§ **Given request**:
Return all of the entries exactly, with nothing added or left out.

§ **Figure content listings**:
* START *
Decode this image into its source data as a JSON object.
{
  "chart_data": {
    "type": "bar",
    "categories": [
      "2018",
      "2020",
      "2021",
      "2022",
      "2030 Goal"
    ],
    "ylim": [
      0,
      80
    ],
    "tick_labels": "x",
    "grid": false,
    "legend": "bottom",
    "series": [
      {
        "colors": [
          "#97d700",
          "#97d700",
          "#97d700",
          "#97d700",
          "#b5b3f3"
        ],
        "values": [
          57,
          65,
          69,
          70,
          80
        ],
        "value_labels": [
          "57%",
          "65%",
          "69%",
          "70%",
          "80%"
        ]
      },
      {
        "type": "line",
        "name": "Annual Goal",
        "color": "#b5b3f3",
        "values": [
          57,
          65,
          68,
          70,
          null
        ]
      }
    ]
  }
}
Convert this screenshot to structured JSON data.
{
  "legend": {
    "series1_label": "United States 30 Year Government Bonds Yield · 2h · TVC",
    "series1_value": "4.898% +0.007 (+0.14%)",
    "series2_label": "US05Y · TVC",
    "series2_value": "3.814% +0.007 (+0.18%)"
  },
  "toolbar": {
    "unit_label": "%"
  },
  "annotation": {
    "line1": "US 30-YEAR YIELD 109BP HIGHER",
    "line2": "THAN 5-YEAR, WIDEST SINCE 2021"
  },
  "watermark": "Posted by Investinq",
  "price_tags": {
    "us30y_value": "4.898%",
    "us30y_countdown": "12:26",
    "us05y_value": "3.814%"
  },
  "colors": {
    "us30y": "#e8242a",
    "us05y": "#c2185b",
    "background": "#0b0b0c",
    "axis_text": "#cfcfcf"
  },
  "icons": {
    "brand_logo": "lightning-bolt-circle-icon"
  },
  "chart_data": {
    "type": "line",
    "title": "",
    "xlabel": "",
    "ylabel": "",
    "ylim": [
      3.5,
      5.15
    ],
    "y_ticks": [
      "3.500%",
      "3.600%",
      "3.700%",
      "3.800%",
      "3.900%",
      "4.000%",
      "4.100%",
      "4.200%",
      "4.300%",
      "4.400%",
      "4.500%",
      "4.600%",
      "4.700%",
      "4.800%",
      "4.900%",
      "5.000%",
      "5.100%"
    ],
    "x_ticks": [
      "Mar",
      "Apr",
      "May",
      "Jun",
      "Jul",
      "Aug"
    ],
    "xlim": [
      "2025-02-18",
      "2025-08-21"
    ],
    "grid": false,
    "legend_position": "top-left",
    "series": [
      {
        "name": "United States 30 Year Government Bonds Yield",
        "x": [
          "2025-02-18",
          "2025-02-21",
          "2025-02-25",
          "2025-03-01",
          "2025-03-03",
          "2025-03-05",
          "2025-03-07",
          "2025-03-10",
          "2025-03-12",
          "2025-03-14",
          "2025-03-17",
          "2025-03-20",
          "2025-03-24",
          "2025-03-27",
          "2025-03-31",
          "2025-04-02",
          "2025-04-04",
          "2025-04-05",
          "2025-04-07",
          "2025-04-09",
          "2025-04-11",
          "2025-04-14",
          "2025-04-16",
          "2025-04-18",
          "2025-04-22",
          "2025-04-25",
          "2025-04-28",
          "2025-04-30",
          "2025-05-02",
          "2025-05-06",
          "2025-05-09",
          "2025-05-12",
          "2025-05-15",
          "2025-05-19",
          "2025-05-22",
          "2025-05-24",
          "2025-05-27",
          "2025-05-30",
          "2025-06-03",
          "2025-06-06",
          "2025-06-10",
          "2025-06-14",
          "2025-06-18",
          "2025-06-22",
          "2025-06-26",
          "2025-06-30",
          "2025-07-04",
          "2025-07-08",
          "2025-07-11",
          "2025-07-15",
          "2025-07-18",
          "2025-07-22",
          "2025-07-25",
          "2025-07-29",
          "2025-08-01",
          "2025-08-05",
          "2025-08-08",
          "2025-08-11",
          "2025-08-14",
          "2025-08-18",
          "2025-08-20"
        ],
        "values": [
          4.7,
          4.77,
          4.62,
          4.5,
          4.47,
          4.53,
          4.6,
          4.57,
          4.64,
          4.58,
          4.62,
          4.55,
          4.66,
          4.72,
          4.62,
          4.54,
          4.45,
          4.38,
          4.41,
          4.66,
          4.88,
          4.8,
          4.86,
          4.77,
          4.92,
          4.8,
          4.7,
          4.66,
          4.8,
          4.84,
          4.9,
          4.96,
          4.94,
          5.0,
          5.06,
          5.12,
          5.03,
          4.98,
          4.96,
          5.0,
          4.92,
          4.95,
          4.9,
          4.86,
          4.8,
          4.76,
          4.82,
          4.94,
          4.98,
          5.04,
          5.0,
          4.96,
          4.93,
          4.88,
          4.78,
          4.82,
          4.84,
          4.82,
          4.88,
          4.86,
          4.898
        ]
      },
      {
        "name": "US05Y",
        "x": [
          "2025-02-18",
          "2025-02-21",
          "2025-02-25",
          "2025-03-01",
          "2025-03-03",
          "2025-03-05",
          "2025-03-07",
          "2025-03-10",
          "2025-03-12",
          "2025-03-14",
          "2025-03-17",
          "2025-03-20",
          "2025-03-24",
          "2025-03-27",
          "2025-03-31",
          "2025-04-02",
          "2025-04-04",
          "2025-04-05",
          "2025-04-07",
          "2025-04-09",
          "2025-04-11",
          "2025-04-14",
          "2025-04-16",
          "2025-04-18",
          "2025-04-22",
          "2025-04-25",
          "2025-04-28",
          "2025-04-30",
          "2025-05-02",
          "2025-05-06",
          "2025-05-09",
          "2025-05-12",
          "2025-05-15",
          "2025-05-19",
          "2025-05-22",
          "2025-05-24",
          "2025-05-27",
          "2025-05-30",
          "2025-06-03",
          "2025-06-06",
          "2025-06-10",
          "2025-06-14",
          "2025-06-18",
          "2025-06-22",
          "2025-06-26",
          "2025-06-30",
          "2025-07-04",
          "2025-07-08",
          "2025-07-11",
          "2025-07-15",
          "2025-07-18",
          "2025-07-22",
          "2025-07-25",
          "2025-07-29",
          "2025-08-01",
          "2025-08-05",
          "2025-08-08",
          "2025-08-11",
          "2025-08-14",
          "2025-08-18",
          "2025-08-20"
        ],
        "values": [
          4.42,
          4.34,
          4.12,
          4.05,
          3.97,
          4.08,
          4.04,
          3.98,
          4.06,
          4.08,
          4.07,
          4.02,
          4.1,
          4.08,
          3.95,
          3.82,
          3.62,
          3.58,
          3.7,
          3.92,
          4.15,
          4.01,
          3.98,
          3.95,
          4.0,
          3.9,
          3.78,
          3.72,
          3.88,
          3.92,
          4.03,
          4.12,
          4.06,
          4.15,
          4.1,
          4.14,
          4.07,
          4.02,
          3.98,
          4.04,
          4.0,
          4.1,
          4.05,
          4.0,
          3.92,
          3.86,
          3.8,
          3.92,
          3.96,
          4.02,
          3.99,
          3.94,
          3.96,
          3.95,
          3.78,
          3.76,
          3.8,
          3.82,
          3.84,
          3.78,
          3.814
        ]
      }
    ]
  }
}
* END *
§ **Task answer**:
Decode this image into its source data as a JSON object.
{
  "chart_data": {
    "type": "bar",
    "categories": [
      "2018",
      "2020",
      "2021",
      "2022",
      "2030 Goal"
    ],
    "ylim": [
      0,
      80
    ],
    "tick_labels": "x",
    "grid": false,
    "legend": "bottom",
    "series": [
      {
        "colors": [
          "#97d700",
          "#97d700",
          "#97d700",
          "#97d700",
          "#b5b3f3"
        ],
        "values": [
          57,
          65,
          69,
          70,
          80
        ],
        "value_labels": [
          "57%",
          "65%",
          "69%",
          "70%",
          "80%"
        ]
      },
      {
        "type": "line",
        "name": "Annual Goal",
        "color": "#b5b3f3",
        "values": [
          57,
          65,
          68,
          70,
          null
        ]
      }
    ]
  }
}
Convert this screenshot to structured JSON data.
{
  "legend": {
    "series1_label": "United States 30 Year Government Bonds Yield · 2h · TVC",
    "series1_value": "4.898% +0.007 (+0.14%)",
    "series2_label": "US05Y · TVC",
    "series2_value": "3.814% +0.007 (+0.18%)"
  },
  "toolbar": {
    "unit_label": "%"
  },
  "annotation": {
    "line1": "US 30-YEAR YIELD 109BP HIGHER",
    "line2": "THAN 5-YEAR, WIDEST SINCE 2021"
  },
  "watermark": "Posted by Investinq",
  "price_tags": {
    "us30y_value": "4.898%",
    "us30y_countdown": "12:26",
    "us05y_value": "3.814%"
  },
  "colors": {
    "us30y": "#e8242a",
    "us05y": "#c2185b",
    "background": "#0b0b0c",
    "axis_text": "#cfcfcf"
  },
  "icons": {
    "brand_logo": "lightning-bolt-circle-icon"
  },
  "chart_data": {
    "type": "line",
    "title": "",
    "xlabel": "",
    "ylabel": "",
    "ylim": [
      3.5,
      5.15
    ],
    "y_ticks": [
      "3.500%",
      "3.600%",
      "3.700%",
      "3.800%",
      "3.900%",
      "4.000%",
      "4.100%",
      "4.200%",
      "4.300%",
      "4.400%",
      "4.500%",
      "4.600%",
      "4.700%",
      "4.800%",
      "4.900%",
      "5.000%",
      "5.100%"
    ],
    "x_ticks": [
      "Mar",
      "Apr",
      "May",
      "Jun",
      "Jul",
      "Aug"
    ],
    "xlim": [
      "2025-02-18",
      "2025-08-21"
    ],
    "grid": false,
    "legend_position": "top-left",
    "series": [
      {
        "name": "United States 30 Year Government Bonds Yield",
        "x": [
          "2025-02-18",
          "2025-02-21",
          "2025-02-25",
          "2025-03-01",
          "2025-03-03",
          "2025-03-05",
          "2025-03-07",
          "2025-03-10",
          "2025-03-12",
          "2025-03-14",
          "2025-03-17",
          "2025-03-20",
          "2025-03-24",
          "2025-03-27",
          "2025-03-31",
          "2025-04-02",
          "2025-04-04",
          "2025-04-05",
          "2025-04-07",
          "2025-04-09",
          "2025-04-11",
          "2025-04-14",
          "2025-04-16",
          "2025-04-18",
          "2025-04-22",
          "2025-04-25",
          "2025-04-28",
          "2025-04-30",
          "2025-05-02",
          "2025-05-06",
          "2025-05-09",
          "2025-05-12",
          "2025-05-15",
          "2025-05-19",
          "2025-05-22",
          "2025-05-24",
          "2025-05-27",
          "2025-05-30",
          "2025-06-03",
          "2025-06-06",
          "2025-06-10",
          "2025-06-14",
          "2025-06-18",
          "2025-06-22",
          "2025-06-26",
          "2025-06-30",
          "2025-07-04",
          "2025-07-08",
          "2025-07-11",
          "2025-07-15",
          "2025-07-18",
          "2025-07-22",
          "2025-07-25",
          "2025-07-29",
          "2025-08-01",
          "2025-08-05",
          "2025-08-08",
          "2025-08-11",
          "2025-08-14",
          "2025-08-18",
          "2025-08-20"
        ],
        "values": [
          4.7,
          4.77,
          4.62,
          4.5,
          4.47,
          4.53,
          4.6,
          4.57,
          4.64,
          4.58,
          4.62,
          4.55,
          4.66,
          4.72,
          4.62,
          4.54,
          4.45,
          4.38,
          4.41,
          4.66,
          4.88,
          4.8,
          4.86,
          4.77,
          4.92,
          4.8,
          4.7,
          4.66,
          4.8,
          4.84,
          4.9,
          4.96,
          4.94,
          5.0,
          5.06,
          5.12,
          5.03,
          4.98,
          4.96,
          5.0,
          4.92,
          4.95,
          4.9,
          4.86,
          4.8,
          4.76,
          4.82,
          4.94,
          4.98,
          5.04,
          5.0,
          4.96,
          4.93,
          4.88,
          4.78,
          4.82,
          4.84,
          4.82,
          4.88,
          4.86,
          4.898
        ]
      },
      {
        "name": "US05Y",
        "x": [
          "2025-02-18",
          "2025-02-21",
          "2025-02-25",
          "2025-03-01",
          "2025-03-03",
          "2025-03-05",
          "2025-03-07",
          "2025-03-10",
          "2025-03-12",
          "2025-03-14",
          "2025-03-17",
          "2025-03-20",
          "2025-03-24",
          "2025-03-27",
          "2025-03-31",
          "2025-04-02",
          "2025-04-04",
          "2025-04-05",
          "2025-04-07",
          "2025-04-09",
          "2025-04-11",
          "2025-04-14",
          "2025-04-16",
          "2025-04-18",
          "2025-04-22",
          "2025-04-25",
          "2025-04-28",
          "2025-04-30",
          "2025-05-02",
          "2025-05-06",
          "2025-05-09",
          "2025-05-12",
          "2025-05-15",
          "2025-05-19",
          "2025-05-22",
          "2025-05-24",
          "2025-05-27",
          "2025-05-30",
          "2025-06-03",
          "2025-06-06",
          "2025-06-10",
          "2025-06-14",
          "2025-06-18",
          "2025-06-22",
          "2025-06-26",
          "2025-06-30",
          "2025-07-04",
          "2025-07-08",
          "2025-07-11",
          "2025-07-15",
          "2025-07-18",
          "2025-07-22",
          "2025-07-25",
          "2025-07-29",
          "2025-08-01",
          "2025-08-05",
          "2025-08-08",
          "2025-08-11",
          "2025-08-14",
          "2025-08-18",
          "2025-08-20"
        ],
        "values": [
          4.42,
          4.34,
          4.12,
          4.05,
          3.97,
          4.08,
          4.04,
          3.98,
          4.06,
          4.08,
          4.07,
          4.02,
          4.1,
          4.08,
          3.95,
          3.82,
          3.62,
          3.58,
          3.7,
          3.92,
          4.15,
          4.01,
          3.98,
          3.95,
          4.0,
          3.9,
          3.78,
          3.72,
          3.88,
          3.92,
          4.03,
          4.12,
          4.06,
          4.15,
          4.1,
          4.14,
          4.07,
          4.02,
          3.98,
          4.04,
          4.0,
          4.1,
          4.05,
          4.0,
          3.92,
          3.86,
          3.8,
          3.92,
          3.96,
          4.02,
          3.99,
          3.94,
          3.96,
          3.95,
          3.78,
          3.76,
          3.8,
          3.82,
          3.84,
          3.78,
          3.814
        ]
      }
    ]
  }
}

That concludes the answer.